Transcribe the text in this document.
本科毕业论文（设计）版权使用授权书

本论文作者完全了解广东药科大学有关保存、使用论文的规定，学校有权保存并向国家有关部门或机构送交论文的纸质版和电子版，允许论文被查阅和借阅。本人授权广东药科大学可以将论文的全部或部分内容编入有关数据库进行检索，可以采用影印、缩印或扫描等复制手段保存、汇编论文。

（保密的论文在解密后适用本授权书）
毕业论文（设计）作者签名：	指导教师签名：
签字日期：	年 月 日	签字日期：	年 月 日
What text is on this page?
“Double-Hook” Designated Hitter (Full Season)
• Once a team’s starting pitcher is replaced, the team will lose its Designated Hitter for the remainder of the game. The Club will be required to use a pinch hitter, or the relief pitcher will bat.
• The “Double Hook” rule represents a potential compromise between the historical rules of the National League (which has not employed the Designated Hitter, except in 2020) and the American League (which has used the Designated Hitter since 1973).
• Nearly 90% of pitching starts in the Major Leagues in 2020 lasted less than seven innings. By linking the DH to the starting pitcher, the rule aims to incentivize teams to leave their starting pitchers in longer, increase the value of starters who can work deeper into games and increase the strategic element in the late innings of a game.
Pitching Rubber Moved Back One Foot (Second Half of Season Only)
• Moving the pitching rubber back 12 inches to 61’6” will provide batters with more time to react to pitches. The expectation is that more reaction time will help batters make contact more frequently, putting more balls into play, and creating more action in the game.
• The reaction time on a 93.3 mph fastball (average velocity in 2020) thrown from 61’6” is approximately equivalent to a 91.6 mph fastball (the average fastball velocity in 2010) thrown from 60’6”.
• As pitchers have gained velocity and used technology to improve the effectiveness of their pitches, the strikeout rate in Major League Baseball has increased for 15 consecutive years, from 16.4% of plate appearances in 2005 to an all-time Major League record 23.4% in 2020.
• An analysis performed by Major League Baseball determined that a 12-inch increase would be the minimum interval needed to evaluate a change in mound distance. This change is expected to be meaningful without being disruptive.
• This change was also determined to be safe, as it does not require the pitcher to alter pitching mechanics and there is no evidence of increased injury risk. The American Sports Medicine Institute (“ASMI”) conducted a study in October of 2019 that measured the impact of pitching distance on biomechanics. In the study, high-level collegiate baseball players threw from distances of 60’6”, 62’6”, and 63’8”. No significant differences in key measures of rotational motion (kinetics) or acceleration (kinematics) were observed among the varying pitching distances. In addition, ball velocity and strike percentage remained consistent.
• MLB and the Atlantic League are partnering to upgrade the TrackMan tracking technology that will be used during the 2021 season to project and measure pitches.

Work to be completed: Extract the complete listing above, reproducing each line exactly.

Exercise output:
Transcribe the text in this document.
本科毕业论文（设计）版权使用授权书

本论文作者完全了解广东药科大学有关保存、使用论文的规定，学校有权保存并向国家有关部门或机构送交论文的纸质版和电子版，允许论文被查阅和借阅。本人授权广东药科大学可以将论文的全部或部分内容编入有关数据库进行检索，可以采用影印、缩印或扫描等复制手段保存、汇编论文。

（保密的论文在解密后适用本授权书）
毕业论文（设计）作者签名：	指导教师签名：
签字日期：	年 月 日	签字日期：	年 月 日
What text is on this page?
“Double-Hook” Designated Hitter (Full Season)
• Once a team’s starting pitcher is replaced, the team will lose its Designated Hitter for the remainder of the game. The Club will be required to use a pinch hitter, or the relief pitcher will bat.
• The “Double Hook” rule represents a potential compromise between the historical rules of the National League (which has not employed the Designated Hitter, except in 2020) and the American League (which has used the Designated Hitter since 1973).
• Nearly 90% of pitching starts in the Major Leagues in 2020 lasted less than seven innings. By linking the DH to the starting pitcher, the rule aims to incentivize teams to leave their starting pitchers in longer, increase the value of starters who can work deeper into games and increase the strategic element in the late innings of a game.
Pitching Rubber Moved Back One Foot (Second Half of Season Only)
• Moving the pitching rubber back 12 inches to 61’6” will provide batters with more time to react to pitches. The expectation is that more reaction time will help batters make contact more frequently, putting more balls into play, and creating more action in the game.
• The reaction time on a 93.3 mph fastball (average velocity in 2020) thrown from 61’6” is approximately equivalent to a 91.6 mph fastball (the average fastball velocity in 2010) thrown from 60’6”.
• As pitchers have gained velocity and used technology to improve the effectiveness of their pitches, the strikeout rate in Major League Baseball has increased for 15 consecutive years, from 16.4% of plate appearances in 2005 to an all-time Major League record 23.4% in 2020.
• An analysis performed by Major League Baseball determined that a 12-inch increase would be the minimum interval needed to evaluate a change in mound distance. This change is expected to be meaningful without being disruptive.
• This change was also determined to be safe, as it does not require the pitcher to alter pitching mechanics and there is no evidence of increased injury risk. The American Sports Medicine Institute (“ASMI”) conducted a study in October of 2019 that measured the impact of pitching distance on biomechanics. In the study, high-level collegiate baseball players threw from distances of 60’6”, 62’6”, and 63’8”. No significant differences in key measures of rotational motion (kinetics) or acceleration (kinematics) were observed among the varying pitching distances. In addition, ball velocity and strike percentage remained consistent.
• MLB and the Atlantic League are partnering to upgrade the TrackMan tracking technology that will be used during the 2021 season to project and measure pitches.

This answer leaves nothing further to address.